_TEXTO PROPORCIONADO_
:::::
El hecho de que, a diferencia de las provocadas por los totalitarismos novecentescos, las muertes causadas por las decisiones aparentemente asépticas, impersonales e invisibles del Fondo Monetario Internacional y por los caprichos teológicos del mercado no se vean, no significa ciertamente que no existan. Las relaciones clasistas de la producción no han dejado de generar una secuencia de conexiones cegadoras, en las que cada momento singular ayuda al otro a parecer normal y natural, fisiológico e inscrito en el eterno orden de las cosas. Desde su momento genético, es decir, desde su venida al mundo «chorreando sangre e inmundicia de pies a cabeza», el capital hace valer su tendencia a forjar a su propia imagen y semejanza relaciones de poder que no se rigen por los tradicionales vínculos personales y políticos de señorío y servidumbre. Tales relaciones, en virtud de la simple diversificación de las funciones económicas de los actores sociales, se articulan en forma de nuevos vínculos de señorío y servidumbre, inéditas formas de una violencia —la económica— a tal punto efectiva que no necesita exhibirse de forma flagrante.

El capital, ayer como hoy, no es una cosa, sino una relación entre seres humanos mediada por cosas. Es la propia relación de la producción capitalista la que establece un sometimiento de los hombres —entre ellos y respecto al producto de su propio trabajo— desprovisto de connotaciones jurídicas y políticas, porque es capaz de reproducirse y conservarse sobre la pura base de la coacción anónima del mecanismo de la producción transformado en Absoluto inmanente. Un capitalismo que funciona a pleno régimen, tal que se revela como «absoluto» —en el doble sentido de: a) corresponder plenamente a su propio concepto; y b) estar liberado de todo vínculo— potencialmente ya no necesita recurrir a la violencia en sus tradicionales formas de la estética de los suplicios: le basta la violencia económica, invisible e infinitamente más eficaz que cualquier otra forma coercitiva.
:::::
_LISTADO DE DATOS_

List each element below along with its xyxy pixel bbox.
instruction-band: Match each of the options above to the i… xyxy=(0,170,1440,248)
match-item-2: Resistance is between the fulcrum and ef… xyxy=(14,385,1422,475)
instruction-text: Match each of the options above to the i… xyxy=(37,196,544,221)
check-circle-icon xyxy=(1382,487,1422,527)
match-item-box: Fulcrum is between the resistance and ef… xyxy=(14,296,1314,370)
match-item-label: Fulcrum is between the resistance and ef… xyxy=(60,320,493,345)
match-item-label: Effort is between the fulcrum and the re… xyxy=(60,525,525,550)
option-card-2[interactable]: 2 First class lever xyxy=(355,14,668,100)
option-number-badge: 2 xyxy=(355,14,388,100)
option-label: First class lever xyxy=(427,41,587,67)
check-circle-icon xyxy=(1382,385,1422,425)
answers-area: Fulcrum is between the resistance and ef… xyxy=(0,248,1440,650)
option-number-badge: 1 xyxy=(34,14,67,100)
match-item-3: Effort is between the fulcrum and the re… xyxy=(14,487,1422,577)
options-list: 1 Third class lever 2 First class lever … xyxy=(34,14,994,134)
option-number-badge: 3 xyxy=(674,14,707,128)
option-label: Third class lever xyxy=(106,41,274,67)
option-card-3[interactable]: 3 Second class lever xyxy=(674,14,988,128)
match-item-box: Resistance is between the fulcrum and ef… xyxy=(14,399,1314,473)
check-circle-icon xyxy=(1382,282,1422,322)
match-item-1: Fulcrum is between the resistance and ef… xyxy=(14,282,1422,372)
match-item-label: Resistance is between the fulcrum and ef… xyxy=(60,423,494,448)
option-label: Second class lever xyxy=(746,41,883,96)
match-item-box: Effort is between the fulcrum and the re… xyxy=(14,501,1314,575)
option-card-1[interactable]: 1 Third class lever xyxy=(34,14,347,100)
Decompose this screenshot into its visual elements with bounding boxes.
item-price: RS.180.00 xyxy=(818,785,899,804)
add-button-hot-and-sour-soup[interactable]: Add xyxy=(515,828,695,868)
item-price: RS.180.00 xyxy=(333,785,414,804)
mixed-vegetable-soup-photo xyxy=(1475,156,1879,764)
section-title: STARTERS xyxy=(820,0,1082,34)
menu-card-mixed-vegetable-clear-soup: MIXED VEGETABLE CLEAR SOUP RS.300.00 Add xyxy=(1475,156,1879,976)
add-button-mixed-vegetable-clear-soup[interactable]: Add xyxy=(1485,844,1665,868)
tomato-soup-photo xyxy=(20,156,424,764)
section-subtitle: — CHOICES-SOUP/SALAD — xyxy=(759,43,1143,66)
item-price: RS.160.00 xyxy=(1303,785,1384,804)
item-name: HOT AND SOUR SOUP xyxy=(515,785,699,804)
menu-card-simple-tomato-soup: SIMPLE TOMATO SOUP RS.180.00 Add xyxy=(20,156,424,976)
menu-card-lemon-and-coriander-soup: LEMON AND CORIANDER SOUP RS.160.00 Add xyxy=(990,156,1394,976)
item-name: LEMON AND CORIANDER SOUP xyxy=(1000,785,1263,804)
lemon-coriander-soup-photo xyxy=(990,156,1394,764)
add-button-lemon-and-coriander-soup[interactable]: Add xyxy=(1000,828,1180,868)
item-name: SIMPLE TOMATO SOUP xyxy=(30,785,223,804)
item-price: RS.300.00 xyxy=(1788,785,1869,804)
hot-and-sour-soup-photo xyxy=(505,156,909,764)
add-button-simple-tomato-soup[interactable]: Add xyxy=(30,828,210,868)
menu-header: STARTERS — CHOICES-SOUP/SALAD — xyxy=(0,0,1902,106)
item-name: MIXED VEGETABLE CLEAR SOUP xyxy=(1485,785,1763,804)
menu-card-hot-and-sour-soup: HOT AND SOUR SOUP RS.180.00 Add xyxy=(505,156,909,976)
:::::
_TAREA 1_
Según el texto sobre el capital y la violencia económica, ¿qué es el capital, ayer como hoy?
_TAREA 2_
Reproduce del texto sobre el capital y la violencia económica todo lo que va desde «El capital, ayer» hasta «otra forma coercitiva.».
_TAREA 3_
Prosigue el texto sobre el capital y la violencia económica a partir de su última oración.

_RESPUESTA 1_
Una relación entre seres humanos mediada por cosas.

_RESPUESTA 2_
El capital, ayer como hoy, no es una cosa, sino una relación entre seres humanos mediada por cosas. Es la propia relación de la producción capitalista la que establece un sometimiento de los hombres —entre ellos y respecto al producto de su propio trabajo— desprovisto de connotaciones jurídicas y políticas, porque es capaz de reproducirse y conservarse sobre la pura base de la coacción anónima del mecanismo de la producción transformado en Absoluto inmanente. Un capitalismo que funciona a pleno régimen, tal que se revela como «absoluto» —en el doble sentido de: a) corresponder plenamente a su propio concepto; y b) estar liberado de todo vínculo— potencialmente ya no necesita recurrir a la violencia en sus tradicionales formas de la estética de los suplicios: le basta la violencia económica, invisible e infinitamente más eficaz que cualquier otra forma coercitiva.

_RESPUESTA 3_
La paradoja capitalista de la esclavitud que se proclama libertad, de la dictadura que exorciza como totalitaria toda formación socio-política diferente y del monoteísmo de mercado que se pasa de contrabando como un mundo laico donde todo brilla a la luz de la razón, alcanza efectos cuando menos tragicómicos en las zonas que, en la época del bipolarismo mundial del cuius regio eius oeconomia, estaban bajo soberanía comunista. De hecho, la pulverización de los sistemas socialistas y la desaparición de la alternativa posible bajo los escombros del Muro (Berlín, 9 de noviembre de 1989) no ha determinado el triunfo de la libertad para los millones de esclavos del despotismo comunista, según la buena nueva con la que el gran relato neoliberal continúa nublando las mentes. Si acaso, ha provocado su transición, cualquier cosa menos indolora, a las filas del inmenso ejército industrial de reserva de la esclavitud asalariada y del precariado global; o sea a un régimen que se autocelebra como el no va más de la libertad, pero que, en cuanto a carácter despótico, nada tiene que envidiar al régimen soviético.

Por otro lado, en la antigua Unión Soviética y en sus satélites, finalmente convertidos en «libres«, no solo la brecha entre ricos y pobres ha alcanzado cotas nunca antes experimentadas. De manera convergente las expectativas de vida se han desplomado trágicamente, en virtud del eclipse de las garantías sociales de las que el principio de valorización del valor no puede hacerse cargo. Para los habitantes del entretanto implosionado régimen soviético, al daño de la miseria, de la explotación y de la privación de toda garantía social, se ha sumado la burla de sentir calificar alegremente como “liberación” su tránsito desde el despotismo oriental a una nueva y no menos opresiva forma de servidumbre que ha transformado en mendigos y en esclavos del salario a los hombres, y en prostitutas y en criadas a las mujeres.

La modalidad primaria de la violencia y de la esclavitud, de la explotación y de la gestión de los cuerpos y las mentes, coincide hoy con el poder puramente inmanente de la economía, es decir, con esa violencia que, ocultando tanto su propio ejercicio como la identidad de sus propios artífices, deslegitima como violencia cualquier intento de oponerle resistencia. El primer gesto revolucionario consiste siempre en llamar a las cosas por su nombre y, como sabía Althusser, en no contarse historias.